→ **AIM**: The records below are to be repeated in full, exactly as they are.

→ **MATERIAL FOR THE TASK**:
— Start —
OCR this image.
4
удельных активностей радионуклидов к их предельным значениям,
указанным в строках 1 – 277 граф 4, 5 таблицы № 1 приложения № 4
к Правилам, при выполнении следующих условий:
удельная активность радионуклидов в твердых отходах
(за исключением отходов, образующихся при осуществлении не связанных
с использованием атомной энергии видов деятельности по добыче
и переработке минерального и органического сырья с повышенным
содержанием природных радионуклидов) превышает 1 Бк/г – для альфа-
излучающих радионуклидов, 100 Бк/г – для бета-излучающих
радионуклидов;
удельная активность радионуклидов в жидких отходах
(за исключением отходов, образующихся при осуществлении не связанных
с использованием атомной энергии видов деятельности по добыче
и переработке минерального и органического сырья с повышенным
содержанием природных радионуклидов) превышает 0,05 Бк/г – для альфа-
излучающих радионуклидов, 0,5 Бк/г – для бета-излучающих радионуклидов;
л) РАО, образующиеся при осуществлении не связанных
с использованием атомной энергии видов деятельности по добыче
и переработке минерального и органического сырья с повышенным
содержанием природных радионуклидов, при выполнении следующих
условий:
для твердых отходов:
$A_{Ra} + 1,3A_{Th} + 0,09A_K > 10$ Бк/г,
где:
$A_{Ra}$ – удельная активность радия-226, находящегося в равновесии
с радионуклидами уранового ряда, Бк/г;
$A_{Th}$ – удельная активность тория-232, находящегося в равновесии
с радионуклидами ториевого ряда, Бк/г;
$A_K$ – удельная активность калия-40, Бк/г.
— End —
→ **COMPLETE ANSWER**:
OCR this image.
4
удельных активностей радионуклидов к их предельным значениям,
указанным в строках 1 – 277 граф 4, 5 таблицы № 1 приложения № 4
к Правилам, при выполнении следующих условий:
удельная активность радионуклидов в твердых отходах
(за исключением отходов, образующихся при осуществлении не связанных
с использованием атомной энергии видов деятельности по добыче
и переработке минерального и органического сырья с повышенным
содержанием природных радионуклидов) превышает 1 Бк/г – для альфа-
излучающих радионуклидов, 100 Бк/г – для бета-излучающих
радионуклидов;
удельная активность радионуклидов в жидких отходах
(за исключением отходов, образующихся при осуществлении не связанных
с использованием атомной энергии видов деятельности по добыче
и переработке минерального и органического сырья с повышенным
содержанием природных радионуклидов) превышает 0,05 Бк/г – для альфа-
излучающих радионуклидов, 0,5 Бк/г – для бета-излучающих радионуклидов;
л) РАО, образующиеся при осуществлении не связанных
с использованием атомной энергии видов деятельности по добыче
и переработке минерального и органического сырья с повышенным
содержанием природных радионуклидов, при выполнении следующих
условий:
для твердых отходов:
$A_{Ra} + 1,3A_{Th} + 0,09A_K > 10$ Бк/г,
где:
$A_{Ra}$ – удельная активность радия-226, находящегося в равновесии
с радионуклидами уранового ряда, Бк/г;
$A_{Th}$ – удельная активность тория-232, находящегося в равновесии
с радионуклидами ториевого ряда, Бк/г;
$A_K$ – удельная активность калия-40, Бк/г.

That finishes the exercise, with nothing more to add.